- _Exercise brief_: Return all of the entries exactly, with nothing added or left out.

- _Information supplied_:
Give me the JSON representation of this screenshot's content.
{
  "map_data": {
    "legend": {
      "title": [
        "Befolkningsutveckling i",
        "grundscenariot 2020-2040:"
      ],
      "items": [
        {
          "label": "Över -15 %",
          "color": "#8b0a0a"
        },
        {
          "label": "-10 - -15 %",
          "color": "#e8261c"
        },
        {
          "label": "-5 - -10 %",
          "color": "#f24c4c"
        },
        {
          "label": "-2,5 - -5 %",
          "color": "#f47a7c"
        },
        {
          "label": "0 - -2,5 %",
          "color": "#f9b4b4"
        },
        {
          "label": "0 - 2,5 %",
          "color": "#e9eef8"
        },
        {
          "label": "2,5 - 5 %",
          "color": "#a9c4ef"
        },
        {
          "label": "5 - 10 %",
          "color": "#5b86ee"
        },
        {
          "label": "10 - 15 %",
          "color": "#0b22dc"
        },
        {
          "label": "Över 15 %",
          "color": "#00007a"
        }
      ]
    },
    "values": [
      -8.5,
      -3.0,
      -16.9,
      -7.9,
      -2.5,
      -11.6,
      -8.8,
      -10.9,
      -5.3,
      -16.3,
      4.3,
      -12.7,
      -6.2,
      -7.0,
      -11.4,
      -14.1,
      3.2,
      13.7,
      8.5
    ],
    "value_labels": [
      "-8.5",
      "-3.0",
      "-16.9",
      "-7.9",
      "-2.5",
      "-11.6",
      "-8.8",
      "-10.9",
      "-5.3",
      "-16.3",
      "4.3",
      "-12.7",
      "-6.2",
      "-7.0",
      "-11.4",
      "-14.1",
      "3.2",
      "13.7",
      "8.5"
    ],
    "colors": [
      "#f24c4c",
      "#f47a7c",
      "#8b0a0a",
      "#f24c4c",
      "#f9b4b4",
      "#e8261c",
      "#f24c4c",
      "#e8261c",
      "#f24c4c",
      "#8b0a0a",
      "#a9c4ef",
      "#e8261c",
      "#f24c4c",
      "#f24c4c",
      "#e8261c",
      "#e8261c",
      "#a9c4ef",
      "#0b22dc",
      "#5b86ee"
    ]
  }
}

- _Complete output_:
Give me the JSON representation of this screenshot's content.
{
  "map_data": {
    "legend": {
      "title": [
        "Befolkningsutveckling i",
        "grundscenariot 2020-2040:"
      ],
      "items": [
        {
          "label": "Över -15 %",
          "color": "#8b0a0a"
        },
        {
          "label": "-10 - -15 %",
          "color": "#e8261c"
        },
        {
          "label": "-5 - -10 %",
          "color": "#f24c4c"
        },
        {
          "label": "-2,5 - -5 %",
          "color": "#f47a7c"
        },
        {
          "label": "0 - -2,5 %",
          "color": "#f9b4b4"
        },
        {
          "label": "0 - 2,5 %",
          "color": "#e9eef8"
        },
        {
          "label": "2,5 - 5 %",
          "color": "#a9c4ef"
        },
        {
          "label": "5 - 10 %",
          "color": "#5b86ee"
        },
        {
          "label": "10 - 15 %",
          "color": "#0b22dc"
        },
        {
          "label": "Över 15 %",
          "color": "#00007a"
        }
      ]
    },
    "values": [
      -8.5,
      -3.0,
      -16.9,
      -7.9,
      -2.5,
      -11.6,
      -8.8,
      -10.9,
      -5.3,
      -16.3,
      4.3,
      -12.7,
      -6.2,
      -7.0,
      -11.4,
      -14.1,
      3.2,
      13.7,
      8.5
    ],
    "value_labels": [
      "-8.5",
      "-3.0",
      "-16.9",
      "-7.9",
      "-2.5",
      "-11.6",
      "-8.8",
      "-10.9",
      "-5.3",
      "-16.3",
      "4.3",
      "-12.7",
      "-6.2",
      "-7.0",
      "-11.4",
      "-14.1",
      "3.2",
      "13.7",
      "8.5"
    ],
    "colors": [
      "#f24c4c",
      "#f47a7c",
      "#8b0a0a",
      "#f24c4c",
      "#f9b4b4",
      "#e8261c",
      "#f24c4c",
      "#e8261c",
      "#f24c4c",
      "#8b0a0a",
      "#a9c4ef",
      "#e8261c",
      "#f24c4c",
      "#f24c4c",
      "#e8261c",
      "#e8261c",
      "#a9c4ef",
      "#0b22dc",
      "#5b86ee"
    ]
  }
}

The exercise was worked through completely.